--- THE INPUT ---
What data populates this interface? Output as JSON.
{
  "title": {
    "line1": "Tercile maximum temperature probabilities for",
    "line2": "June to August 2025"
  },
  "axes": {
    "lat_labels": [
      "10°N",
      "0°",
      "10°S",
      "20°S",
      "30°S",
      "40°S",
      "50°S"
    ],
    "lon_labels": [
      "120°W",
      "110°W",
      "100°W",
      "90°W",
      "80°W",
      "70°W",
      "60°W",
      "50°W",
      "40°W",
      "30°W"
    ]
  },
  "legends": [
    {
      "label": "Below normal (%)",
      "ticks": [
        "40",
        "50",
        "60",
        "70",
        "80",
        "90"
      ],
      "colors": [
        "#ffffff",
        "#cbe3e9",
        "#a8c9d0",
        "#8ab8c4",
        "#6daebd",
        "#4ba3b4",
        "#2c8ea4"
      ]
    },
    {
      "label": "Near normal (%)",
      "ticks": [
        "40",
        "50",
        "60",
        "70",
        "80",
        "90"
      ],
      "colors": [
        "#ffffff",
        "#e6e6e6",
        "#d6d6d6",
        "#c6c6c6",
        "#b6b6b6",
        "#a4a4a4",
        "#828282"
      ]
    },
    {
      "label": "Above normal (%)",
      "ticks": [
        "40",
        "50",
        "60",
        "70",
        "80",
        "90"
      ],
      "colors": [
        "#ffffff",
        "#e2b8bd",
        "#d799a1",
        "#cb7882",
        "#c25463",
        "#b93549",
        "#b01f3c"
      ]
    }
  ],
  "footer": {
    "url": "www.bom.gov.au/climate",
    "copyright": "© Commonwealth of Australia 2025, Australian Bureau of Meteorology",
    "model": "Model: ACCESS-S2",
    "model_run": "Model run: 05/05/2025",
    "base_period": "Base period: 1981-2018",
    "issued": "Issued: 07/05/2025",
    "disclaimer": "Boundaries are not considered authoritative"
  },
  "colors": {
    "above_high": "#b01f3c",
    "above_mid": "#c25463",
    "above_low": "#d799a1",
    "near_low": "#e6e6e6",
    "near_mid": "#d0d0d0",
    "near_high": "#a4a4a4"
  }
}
---
--- THE INPUT ---
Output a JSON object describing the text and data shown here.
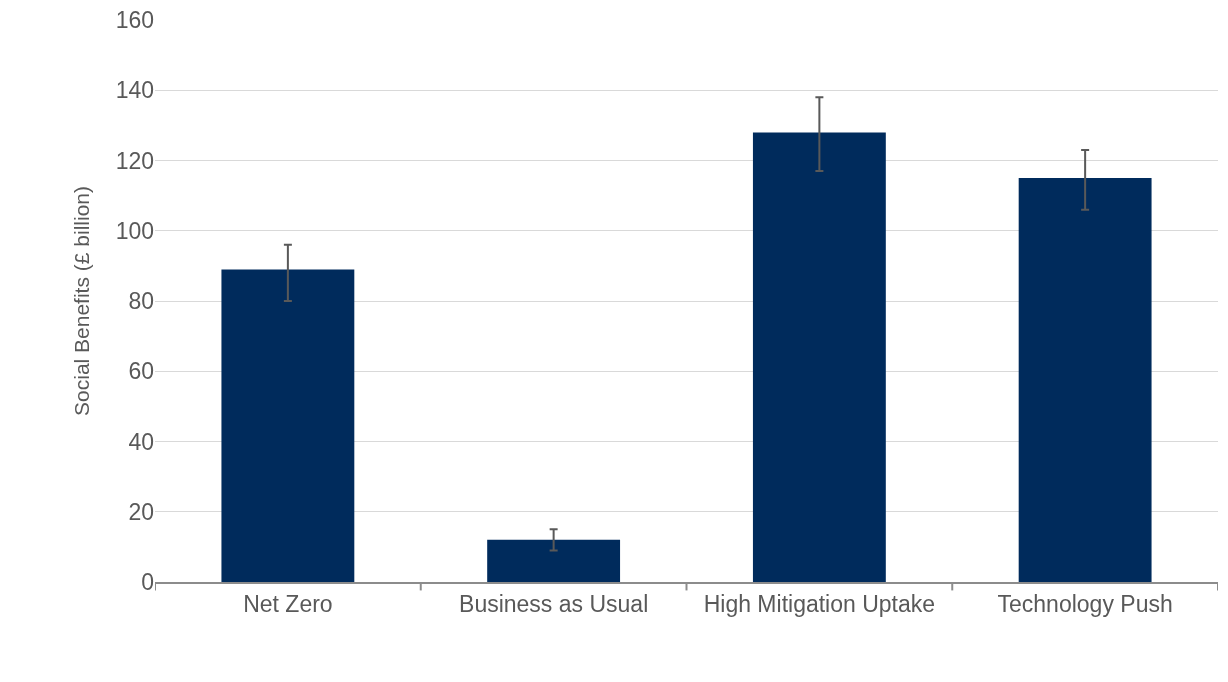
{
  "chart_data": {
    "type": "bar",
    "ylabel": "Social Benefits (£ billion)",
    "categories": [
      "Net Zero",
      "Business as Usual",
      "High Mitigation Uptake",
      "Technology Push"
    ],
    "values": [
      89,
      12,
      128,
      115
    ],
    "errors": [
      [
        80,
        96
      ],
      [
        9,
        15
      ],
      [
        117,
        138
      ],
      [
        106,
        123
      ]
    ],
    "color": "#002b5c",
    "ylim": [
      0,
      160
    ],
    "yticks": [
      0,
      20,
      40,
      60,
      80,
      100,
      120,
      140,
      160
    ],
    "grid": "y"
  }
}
---
--- THE INPUT ---
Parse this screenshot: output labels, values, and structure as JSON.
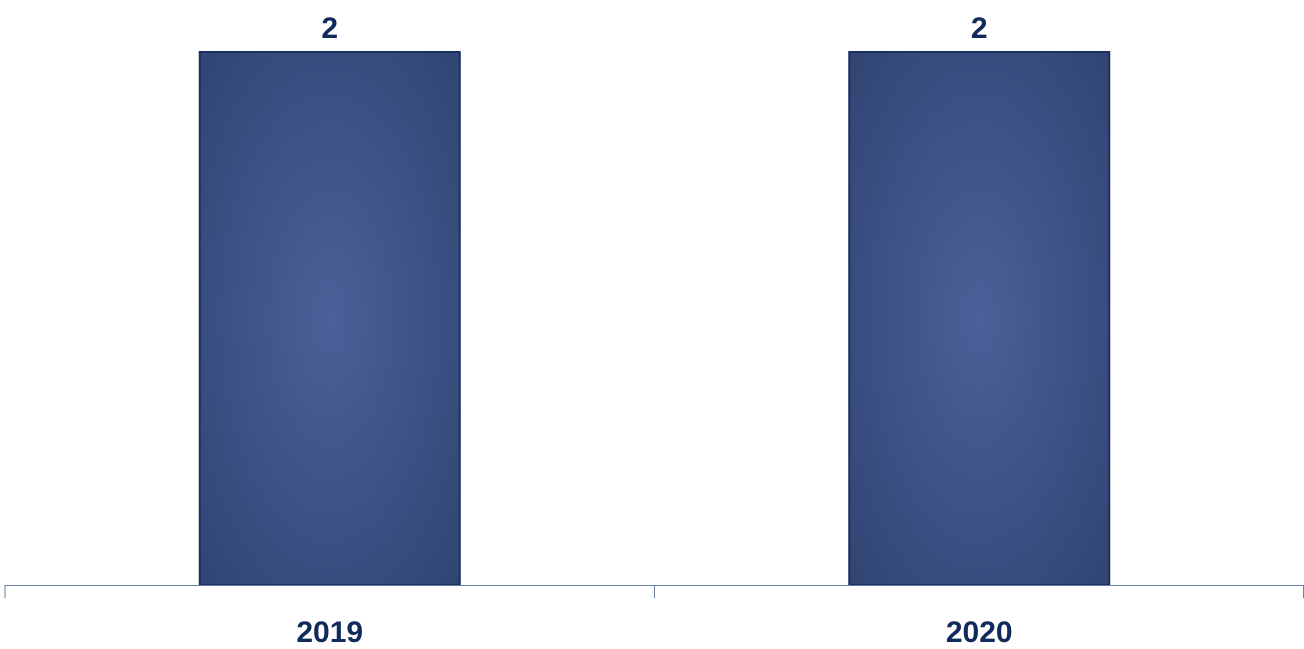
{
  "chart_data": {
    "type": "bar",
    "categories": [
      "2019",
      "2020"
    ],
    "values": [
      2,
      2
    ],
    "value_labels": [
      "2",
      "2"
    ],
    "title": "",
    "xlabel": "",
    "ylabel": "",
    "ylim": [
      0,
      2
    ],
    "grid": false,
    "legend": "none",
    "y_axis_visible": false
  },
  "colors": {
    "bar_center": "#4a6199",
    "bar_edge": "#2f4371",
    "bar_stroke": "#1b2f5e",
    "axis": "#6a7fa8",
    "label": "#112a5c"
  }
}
---
* _EXERCISE DESCRIPTION_
Which lines hold the word "Model"? Copy every one of them.

* _CORRECT ANSWER_
    "model": "Model: ACCESS-S2",
    "model_run": "Model run: 05/05/2025",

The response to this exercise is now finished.